** BEGIN INFORMATION PROVIDED **

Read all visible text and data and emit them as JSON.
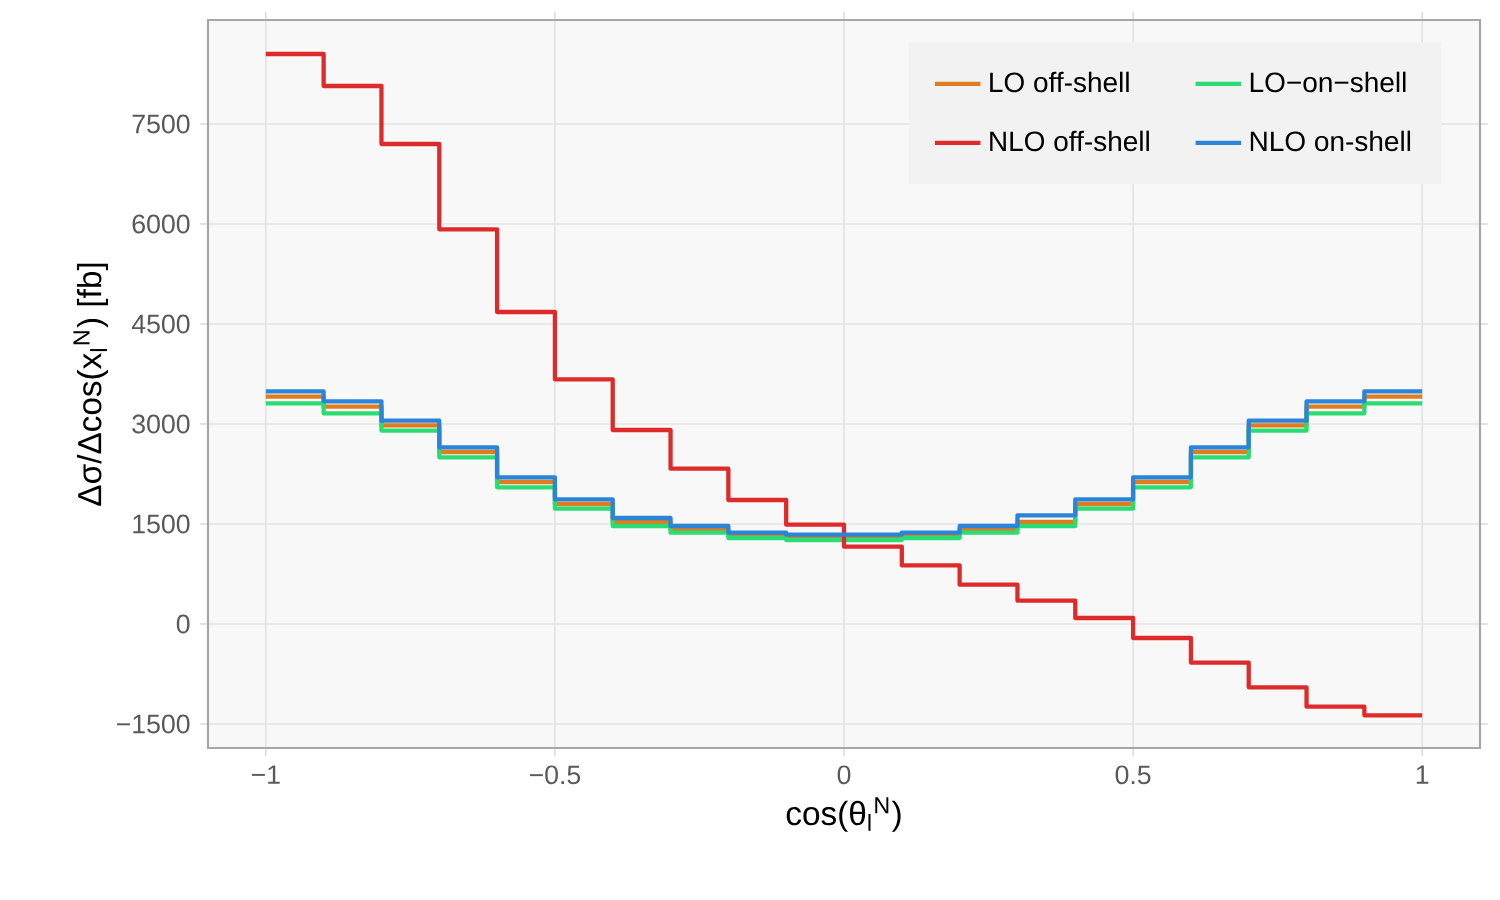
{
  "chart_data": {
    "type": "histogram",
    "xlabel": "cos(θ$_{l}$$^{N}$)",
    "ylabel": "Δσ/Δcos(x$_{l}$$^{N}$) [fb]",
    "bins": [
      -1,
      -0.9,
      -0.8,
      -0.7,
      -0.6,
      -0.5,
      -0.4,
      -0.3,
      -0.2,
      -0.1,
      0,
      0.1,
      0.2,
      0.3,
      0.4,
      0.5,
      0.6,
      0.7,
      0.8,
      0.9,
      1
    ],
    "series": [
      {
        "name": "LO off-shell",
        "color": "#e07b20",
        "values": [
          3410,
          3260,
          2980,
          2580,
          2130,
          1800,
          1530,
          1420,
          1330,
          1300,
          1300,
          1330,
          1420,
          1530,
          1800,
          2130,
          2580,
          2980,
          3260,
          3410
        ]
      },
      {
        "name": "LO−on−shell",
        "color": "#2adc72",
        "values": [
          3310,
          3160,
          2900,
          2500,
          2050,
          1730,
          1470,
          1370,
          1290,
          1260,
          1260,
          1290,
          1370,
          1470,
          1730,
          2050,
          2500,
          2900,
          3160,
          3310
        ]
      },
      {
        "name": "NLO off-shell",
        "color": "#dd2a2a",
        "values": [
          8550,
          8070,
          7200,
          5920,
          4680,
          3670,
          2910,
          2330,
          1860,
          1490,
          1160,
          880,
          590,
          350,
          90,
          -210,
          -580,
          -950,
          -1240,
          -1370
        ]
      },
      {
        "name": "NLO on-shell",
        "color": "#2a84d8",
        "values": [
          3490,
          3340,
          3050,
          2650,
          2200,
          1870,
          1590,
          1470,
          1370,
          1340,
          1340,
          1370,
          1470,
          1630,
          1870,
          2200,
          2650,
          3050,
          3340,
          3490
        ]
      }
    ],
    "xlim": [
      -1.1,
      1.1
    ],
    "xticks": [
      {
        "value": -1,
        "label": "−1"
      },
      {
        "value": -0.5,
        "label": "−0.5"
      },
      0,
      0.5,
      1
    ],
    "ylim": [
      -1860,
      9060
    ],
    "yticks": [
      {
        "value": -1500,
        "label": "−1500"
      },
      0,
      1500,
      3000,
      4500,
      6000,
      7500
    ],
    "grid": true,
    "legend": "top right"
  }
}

** END INFORMATION PROVIDED **

◆ BRIEF
Images in the data above are to be skipped. Retype all other material exactly.

◆ ANSWER IN FULL
Read all visible text and data and emit them as JSON.
{
  "chart_data": {
    "type": "histogram",
    "xlabel": "cos(θ$_{l}$$^{N}$)",
    "ylabel": "Δσ/Δcos(x$_{l}$$^{N}$) [fb]",
    "bins": [
      -1,
      -0.9,
      -0.8,
      -0.7,
      -0.6,
      -0.5,
      -0.4,
      -0.3,
      -0.2,
      -0.1,
      0,
      0.1,
      0.2,
      0.3,
      0.4,
      0.5,
      0.6,
      0.7,
      0.8,
      0.9,
      1
    ],
    "series": [
      {
        "name": "LO off-shell",
        "color": "#e07b20",
        "values": [
          3410,
          3260,
          2980,
          2580,
          2130,
          1800,
          1530,
          1420,
          1330,
          1300,
          1300,
          1330,
          1420,
          1530,
          1800,
          2130,
          2580,
          2980,
          3260,
          3410
        ]
      },
      {
        "name": "LO−on−shell",
        "color": "#2adc72",
        "values": [
          3310,
          3160,
          2900,
          2500,
          2050,
          1730,
          1470,
          1370,
          1290,
          1260,
          1260,
          1290,
          1370,
          1470,
          1730,
          2050,
          2500,
          2900,
          3160,
          3310
        ]
      },
      {
        "name": "NLO off-shell",
        "color": "#dd2a2a",
        "values": [
          8550,
          8070,
          7200,
          5920,
          4680,
          3670,
          2910,
          2330,
          1860,
          1490,
          1160,
          880,
          590,
          350,
          90,
          -210,
          -580,
          -950,
          -1240,
          -1370
        ]
      },
      {
        "name": "NLO on-shell",
        "color": "#2a84d8",
        "values": [
          3490,
          3340,
          3050,
          2650,
          2200,
          1870,
          1590,
          1470,
          1370,
          1340,
          1340,
          1370,
          1470,
          1630,
          1870,
          2200,
          2650,
          3050,
          3340,
          3490
        ]
      }
    ],
    "xlim": [
      -1.1,
      1.1
    ],
    "xticks": [
      {
        "value": -1,
        "label": "−1"
      },
      {
        "value": -0.5,
        "label": "−0.5"
      },
      0,
      0.5,
      1
    ],
    "ylim": [
      -1860,
      9060
    ],
    "yticks": [
      {
        "value": -1500,
        "label": "−1500"
      },
      0,
      1500,
      3000,
      4500,
      6000,
      7500
    ],
    "grid": true,
    "legend": "top right"
  }
}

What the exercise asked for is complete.